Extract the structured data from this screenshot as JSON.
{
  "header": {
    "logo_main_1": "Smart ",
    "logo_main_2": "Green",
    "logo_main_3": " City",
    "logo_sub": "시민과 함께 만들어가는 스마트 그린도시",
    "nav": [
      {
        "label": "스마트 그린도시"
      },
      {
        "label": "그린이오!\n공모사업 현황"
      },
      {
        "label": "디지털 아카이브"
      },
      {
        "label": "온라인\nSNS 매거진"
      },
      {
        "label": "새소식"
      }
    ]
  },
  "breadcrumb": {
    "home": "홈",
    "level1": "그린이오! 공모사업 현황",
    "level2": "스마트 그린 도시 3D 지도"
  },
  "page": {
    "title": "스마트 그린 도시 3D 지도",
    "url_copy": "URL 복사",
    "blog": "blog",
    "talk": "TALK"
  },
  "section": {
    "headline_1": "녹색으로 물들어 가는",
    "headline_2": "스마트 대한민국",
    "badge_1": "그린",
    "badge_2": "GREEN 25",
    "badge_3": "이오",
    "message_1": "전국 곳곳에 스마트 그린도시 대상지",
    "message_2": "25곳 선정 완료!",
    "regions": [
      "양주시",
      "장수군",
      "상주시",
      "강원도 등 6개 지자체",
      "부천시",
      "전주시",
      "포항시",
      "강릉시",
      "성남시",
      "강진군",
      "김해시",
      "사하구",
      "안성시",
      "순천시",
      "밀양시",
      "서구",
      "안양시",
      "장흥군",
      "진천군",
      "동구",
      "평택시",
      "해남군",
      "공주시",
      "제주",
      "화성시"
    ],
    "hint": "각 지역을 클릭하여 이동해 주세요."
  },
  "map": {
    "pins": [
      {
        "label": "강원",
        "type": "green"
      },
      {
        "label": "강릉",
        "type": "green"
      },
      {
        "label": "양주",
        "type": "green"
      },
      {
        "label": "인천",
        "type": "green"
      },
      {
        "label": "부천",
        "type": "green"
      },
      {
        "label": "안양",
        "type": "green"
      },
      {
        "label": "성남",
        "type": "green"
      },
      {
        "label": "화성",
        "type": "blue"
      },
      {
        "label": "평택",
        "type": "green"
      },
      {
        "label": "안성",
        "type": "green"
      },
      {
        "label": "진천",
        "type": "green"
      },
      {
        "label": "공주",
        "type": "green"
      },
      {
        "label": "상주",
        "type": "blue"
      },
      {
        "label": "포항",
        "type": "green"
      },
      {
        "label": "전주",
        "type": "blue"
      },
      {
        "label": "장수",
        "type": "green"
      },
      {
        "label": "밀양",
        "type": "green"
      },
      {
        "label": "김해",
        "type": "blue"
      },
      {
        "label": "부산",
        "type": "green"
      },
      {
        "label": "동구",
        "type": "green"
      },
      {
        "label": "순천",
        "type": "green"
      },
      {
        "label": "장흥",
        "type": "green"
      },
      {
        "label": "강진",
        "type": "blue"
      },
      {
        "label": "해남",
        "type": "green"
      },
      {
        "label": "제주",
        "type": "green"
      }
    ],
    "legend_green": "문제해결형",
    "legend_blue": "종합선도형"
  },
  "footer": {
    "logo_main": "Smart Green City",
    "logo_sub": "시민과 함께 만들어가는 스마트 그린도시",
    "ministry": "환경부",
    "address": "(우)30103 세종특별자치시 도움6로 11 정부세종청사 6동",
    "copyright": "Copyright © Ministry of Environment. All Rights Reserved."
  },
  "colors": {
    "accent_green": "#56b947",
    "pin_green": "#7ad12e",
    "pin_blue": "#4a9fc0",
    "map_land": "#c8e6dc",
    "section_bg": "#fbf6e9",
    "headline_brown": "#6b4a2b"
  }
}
----
The problem: Report all lines of the data above that include the string "그린도시".

Exercise response:
    "logo_sub": "시민과 함께 만들어가는 스마트 그린도시",
        "label": "스마트 그린도시"
    "message_1": "전국 곳곳에 스마트 그린도시 대상지",
    "logo_sub": "시민과 함께 만들어가는 스마트 그린도시",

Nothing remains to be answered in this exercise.